#### DESCRIPTION OF THE TASK:
Reproduce the following records line for line, without changing anything.

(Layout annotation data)
[Begin]
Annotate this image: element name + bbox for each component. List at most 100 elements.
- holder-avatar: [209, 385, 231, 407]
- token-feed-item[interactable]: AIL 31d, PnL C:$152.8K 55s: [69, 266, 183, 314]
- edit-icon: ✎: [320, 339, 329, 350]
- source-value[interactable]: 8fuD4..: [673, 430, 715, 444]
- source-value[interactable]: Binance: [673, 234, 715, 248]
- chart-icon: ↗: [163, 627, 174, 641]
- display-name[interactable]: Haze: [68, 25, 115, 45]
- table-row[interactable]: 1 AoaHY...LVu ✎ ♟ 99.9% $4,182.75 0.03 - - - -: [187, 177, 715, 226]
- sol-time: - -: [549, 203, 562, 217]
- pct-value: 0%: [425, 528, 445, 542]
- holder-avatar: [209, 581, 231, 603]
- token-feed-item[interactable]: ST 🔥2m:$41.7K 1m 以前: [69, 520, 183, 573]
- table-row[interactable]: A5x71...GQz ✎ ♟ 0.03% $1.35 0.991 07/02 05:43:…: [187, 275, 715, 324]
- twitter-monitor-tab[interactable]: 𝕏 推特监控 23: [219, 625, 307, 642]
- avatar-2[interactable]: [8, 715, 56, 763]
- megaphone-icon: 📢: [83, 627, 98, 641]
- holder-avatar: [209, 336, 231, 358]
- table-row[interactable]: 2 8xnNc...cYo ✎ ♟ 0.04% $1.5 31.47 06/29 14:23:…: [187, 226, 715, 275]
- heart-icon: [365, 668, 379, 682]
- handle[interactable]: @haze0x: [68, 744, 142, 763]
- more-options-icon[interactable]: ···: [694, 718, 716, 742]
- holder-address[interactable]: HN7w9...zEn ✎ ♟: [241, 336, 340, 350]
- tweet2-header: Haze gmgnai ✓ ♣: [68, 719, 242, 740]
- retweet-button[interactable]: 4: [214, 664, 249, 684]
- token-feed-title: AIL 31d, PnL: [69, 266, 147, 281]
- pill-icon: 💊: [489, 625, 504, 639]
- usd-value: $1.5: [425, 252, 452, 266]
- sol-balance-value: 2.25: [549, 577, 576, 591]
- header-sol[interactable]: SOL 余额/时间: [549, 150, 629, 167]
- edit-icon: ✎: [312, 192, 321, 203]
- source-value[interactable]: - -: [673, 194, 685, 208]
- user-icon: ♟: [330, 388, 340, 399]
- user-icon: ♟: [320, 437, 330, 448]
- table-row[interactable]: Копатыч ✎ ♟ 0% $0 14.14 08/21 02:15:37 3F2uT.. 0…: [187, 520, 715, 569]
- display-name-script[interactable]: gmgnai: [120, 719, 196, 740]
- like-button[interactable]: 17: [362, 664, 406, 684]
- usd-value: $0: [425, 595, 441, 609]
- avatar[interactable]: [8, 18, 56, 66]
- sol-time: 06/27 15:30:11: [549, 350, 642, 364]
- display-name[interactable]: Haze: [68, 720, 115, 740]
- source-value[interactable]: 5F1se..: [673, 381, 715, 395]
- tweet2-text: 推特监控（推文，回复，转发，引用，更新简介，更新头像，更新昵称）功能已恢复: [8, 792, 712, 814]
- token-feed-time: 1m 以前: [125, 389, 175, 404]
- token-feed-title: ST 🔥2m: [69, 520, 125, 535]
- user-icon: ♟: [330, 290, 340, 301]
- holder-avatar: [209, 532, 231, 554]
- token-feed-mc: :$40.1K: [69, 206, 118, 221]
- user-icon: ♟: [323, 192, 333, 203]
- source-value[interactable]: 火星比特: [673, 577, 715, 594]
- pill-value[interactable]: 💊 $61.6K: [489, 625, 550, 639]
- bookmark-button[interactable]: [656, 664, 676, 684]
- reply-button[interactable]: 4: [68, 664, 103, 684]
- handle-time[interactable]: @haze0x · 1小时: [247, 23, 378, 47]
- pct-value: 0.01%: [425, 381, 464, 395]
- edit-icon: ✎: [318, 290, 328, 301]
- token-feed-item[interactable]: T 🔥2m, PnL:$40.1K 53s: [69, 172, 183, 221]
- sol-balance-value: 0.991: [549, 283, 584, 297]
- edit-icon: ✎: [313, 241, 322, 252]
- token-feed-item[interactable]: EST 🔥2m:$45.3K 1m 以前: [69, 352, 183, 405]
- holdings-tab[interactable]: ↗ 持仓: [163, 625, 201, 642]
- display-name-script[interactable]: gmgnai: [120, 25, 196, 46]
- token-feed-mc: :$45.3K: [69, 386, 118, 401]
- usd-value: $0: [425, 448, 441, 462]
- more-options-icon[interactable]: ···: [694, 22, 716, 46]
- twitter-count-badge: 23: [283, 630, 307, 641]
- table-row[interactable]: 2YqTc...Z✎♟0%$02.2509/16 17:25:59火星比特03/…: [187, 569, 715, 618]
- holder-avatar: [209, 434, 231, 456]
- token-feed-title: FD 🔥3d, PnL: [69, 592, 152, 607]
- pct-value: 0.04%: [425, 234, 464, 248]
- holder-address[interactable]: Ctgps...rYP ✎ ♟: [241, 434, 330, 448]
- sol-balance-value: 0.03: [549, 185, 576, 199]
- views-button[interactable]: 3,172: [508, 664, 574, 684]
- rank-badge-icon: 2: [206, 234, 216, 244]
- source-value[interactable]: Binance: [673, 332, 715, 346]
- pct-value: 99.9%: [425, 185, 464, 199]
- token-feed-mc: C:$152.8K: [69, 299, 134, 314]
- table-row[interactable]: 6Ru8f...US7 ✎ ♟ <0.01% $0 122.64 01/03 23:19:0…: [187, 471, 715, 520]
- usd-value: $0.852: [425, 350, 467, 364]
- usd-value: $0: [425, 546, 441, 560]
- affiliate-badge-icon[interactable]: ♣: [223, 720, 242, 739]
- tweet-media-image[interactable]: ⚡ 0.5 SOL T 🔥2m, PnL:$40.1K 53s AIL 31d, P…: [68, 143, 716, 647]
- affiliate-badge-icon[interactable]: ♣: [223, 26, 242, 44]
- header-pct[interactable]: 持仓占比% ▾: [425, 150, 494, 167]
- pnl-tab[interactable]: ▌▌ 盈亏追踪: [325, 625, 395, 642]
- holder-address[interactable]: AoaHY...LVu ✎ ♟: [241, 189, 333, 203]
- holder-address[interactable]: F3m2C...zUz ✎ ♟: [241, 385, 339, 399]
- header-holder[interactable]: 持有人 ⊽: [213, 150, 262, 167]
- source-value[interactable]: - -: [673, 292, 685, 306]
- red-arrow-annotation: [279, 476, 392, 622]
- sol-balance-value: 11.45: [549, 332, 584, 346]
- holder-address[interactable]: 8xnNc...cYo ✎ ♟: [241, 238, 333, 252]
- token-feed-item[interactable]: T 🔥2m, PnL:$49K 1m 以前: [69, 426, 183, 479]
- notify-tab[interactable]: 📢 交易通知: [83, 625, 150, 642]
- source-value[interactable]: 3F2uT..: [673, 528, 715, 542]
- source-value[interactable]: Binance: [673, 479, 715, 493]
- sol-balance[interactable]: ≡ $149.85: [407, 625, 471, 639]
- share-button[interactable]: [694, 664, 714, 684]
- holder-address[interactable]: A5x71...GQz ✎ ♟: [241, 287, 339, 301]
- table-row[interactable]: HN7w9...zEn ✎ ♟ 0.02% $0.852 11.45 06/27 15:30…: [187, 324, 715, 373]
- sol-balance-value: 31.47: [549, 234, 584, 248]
[End]
#### TASK SOLUTION:
Annotate this image: element name + bbox for each component. List at most 100 elements.
- holder-avatar: [209, 385, 231, 407]
- token-feed-item[interactable]: AIL 31d, PnL C:$152.8K 55s: [69, 266, 183, 314]
- edit-icon: ✎: [320, 339, 329, 350]
- source-value[interactable]: 8fuD4..: [673, 430, 715, 444]
- source-value[interactable]: Binance: [673, 234, 715, 248]
- chart-icon: ↗: [163, 627, 174, 641]
- display-name[interactable]: Haze: [68, 25, 115, 45]
- table-row[interactable]: 1 AoaHY...LVu ✎ ♟ 99.9% $4,182.75 0.03 - - - -: [187, 177, 715, 226]
- sol-time: - -: [549, 203, 562, 217]
- pct-value: 0%: [425, 528, 445, 542]
- holder-avatar: [209, 581, 231, 603]
- token-feed-item[interactable]: ST 🔥2m:$41.7K 1m 以前: [69, 520, 183, 573]
- table-row[interactable]: A5x71...GQz ✎ ♟ 0.03% $1.35 0.991 07/02 05:43:…: [187, 275, 715, 324]
- twitter-monitor-tab[interactable]: 𝕏 推特监控 23: [219, 625, 307, 642]
- avatar-2[interactable]: [8, 715, 56, 763]
- megaphone-icon: 📢: [83, 627, 98, 641]
- holder-avatar: [209, 336, 231, 358]
- table-row[interactable]: 2 8xnNc...cYo ✎ ♟ 0.04% $1.5 31.47 06/29 14:23:…: [187, 226, 715, 275]
- heart-icon: [365, 668, 379, 682]
- handle[interactable]: @haze0x: [68, 744, 142, 763]
- more-options-icon[interactable]: ···: [694, 718, 716, 742]
- holder-address[interactable]: HN7w9...zEn ✎ ♟: [241, 336, 340, 350]
- tweet2-header: Haze gmgnai ✓ ♣: [68, 719, 242, 740]
- retweet-button[interactable]: 4: [214, 664, 249, 684]
- token-feed-title: AIL 31d, PnL: [69, 266, 147, 281]
- pill-icon: 💊: [489, 625, 504, 639]
- usd-value: $1.5: [425, 252, 452, 266]
- sol-balance-value: 2.25: [549, 577, 576, 591]
- header-sol[interactable]: SOL 余额/时间: [549, 150, 629, 167]
- edit-icon: ✎: [312, 192, 321, 203]
- source-value[interactable]: - -: [673, 194, 685, 208]
- user-icon: ♟: [330, 388, 340, 399]
- user-icon: ♟: [320, 437, 330, 448]
- table-row[interactable]: Копатыч ✎ ♟ 0% $0 14.14 08/21 02:15:37 3F2uT.. 0…: [187, 520, 715, 569]
- display-name-script[interactable]: gmgnai: [120, 719, 196, 740]
- like-button[interactable]: 17: [362, 664, 406, 684]
- usd-value: $0: [425, 595, 441, 609]
- avatar[interactable]: [8, 18, 56, 66]
- sol-time: 06/27 15:30:11: [549, 350, 642, 364]
- display-name[interactable]: Haze: [68, 720, 115, 740]
- source-value[interactable]: 5F1se..: [673, 381, 715, 395]
- tweet2-text: 推特监控（推文，回复，转发，引用，更新简介，更新头像，更新昵称）功能已恢复: [8, 792, 712, 814]
- token-feed-time: 1m 以前: [125, 389, 175, 404]
- token-feed-title: ST 🔥2m: [69, 520, 125, 535]
- user-icon: ♟: [330, 290, 340, 301]
- holder-avatar: [209, 532, 231, 554]
- token-feed-mc: :$40.1K: [69, 206, 118, 221]
- user-icon: ♟: [323, 192, 333, 203]
- source-value[interactable]: 火星比特: [673, 577, 715, 594]
- pill-value[interactable]: 💊 $61.6K: [489, 625, 550, 639]
- bookmark-button[interactable]: [656, 664, 676, 684]
- reply-button[interactable]: 4: [68, 664, 103, 684]
- handle-time[interactable]: @haze0x · 1小时: [247, 23, 378, 47]
- pct-value: 0.01%: [425, 381, 464, 395]
- edit-icon: ✎: [318, 290, 328, 301]
- token-feed-item[interactable]: T 🔥2m, PnL:$40.1K 53s: [69, 172, 183, 221]
- sol-balance-value: 0.991: [549, 283, 584, 297]
- edit-icon: ✎: [313, 241, 322, 252]
- token-feed-item[interactable]: EST 🔥2m:$45.3K 1m 以前: [69, 352, 183, 405]
- holdings-tab[interactable]: ↗ 持仓: [163, 625, 201, 642]
- display-name-script[interactable]: gmgnai: [120, 25, 196, 46]
- token-feed-mc: :$45.3K: [69, 386, 118, 401]
- usd-value: $0: [425, 448, 441, 462]
- more-options-icon[interactable]: ···: [694, 22, 716, 46]
- twitter-count-badge: 23: [283, 630, 307, 641]
- table-row[interactable]: 2YqTc...Z✎♟0%$02.2509/16 17:25:59火星比特03/…: [187, 569, 715, 618]
- holder-avatar: [209, 434, 231, 456]
- token-feed-title: FD 🔥3d, PnL: [69, 592, 152, 607]
- pct-value: 0.04%: [425, 234, 464, 248]
- holder-address[interactable]: Ctgps...rYP ✎ ♟: [241, 434, 330, 448]
- sol-balance-value: 0.03: [549, 185, 576, 199]
- views-button[interactable]: 3,172: [508, 664, 574, 684]
- rank-badge-icon: 2: [206, 234, 216, 244]
- source-value[interactable]: Binance: [673, 332, 715, 346]
- pct-value: 99.9%: [425, 185, 464, 199]
- token-feed-mc: C:$152.8K: [69, 299, 134, 314]
- table-row[interactable]: 6Ru8f...US7 ✎ ♟ <0.01% $0 122.64 01/03 23:19:0…: [187, 471, 715, 520]
- usd-value: $0.852: [425, 350, 467, 364]
- usd-value: $0: [425, 546, 441, 560]
- affiliate-badge-icon[interactable]: ♣: [223, 720, 242, 739]
- tweet-media-image[interactable]: ⚡ 0.5 SOL T 🔥2m, PnL:$40.1K 53s AIL 31d, P…: [68, 143, 716, 647]
- affiliate-badge-icon[interactable]: ♣: [223, 26, 242, 44]
- header-pct[interactable]: 持仓占比% ▾: [425, 150, 494, 167]
- pnl-tab[interactable]: ▌▌ 盈亏追踪: [325, 625, 395, 642]
- holder-address[interactable]: AoaHY...LVu ✎ ♟: [241, 189, 333, 203]
- holder-address[interactable]: F3m2C...zUz ✎ ♟: [241, 385, 339, 399]
- header-holder[interactable]: 持有人 ⊽: [213, 150, 262, 167]
- source-value[interactable]: - -: [673, 292, 685, 306]
- red-arrow-annotation: [279, 476, 392, 622]
- sol-balance-value: 11.45: [549, 332, 584, 346]
- holder-address[interactable]: 8xnNc...cYo ✎ ♟: [241, 238, 333, 252]
- token-feed-item[interactable]: T 🔥2m, PnL:$49K 1m 以前: [69, 426, 183, 479]
- notify-tab[interactable]: 📢 交易通知: [83, 625, 150, 642]
- source-value[interactable]: 3F2uT..: [673, 528, 715, 542]
- source-value[interactable]: Binance: [673, 479, 715, 493]
- sol-balance[interactable]: ≡ $149.85: [407, 625, 471, 639]
- share-button[interactable]: [694, 664, 714, 684]
- holder-address[interactable]: A5x71...GQz ✎ ♟: [241, 287, 339, 301]
- table-row[interactable]: HN7w9...zEn ✎ ♟ 0.02% $0.852 11.45 06/27 15:30…: [187, 324, 715, 373]
- sol-balance-value: 31.47: [549, 234, 584, 248]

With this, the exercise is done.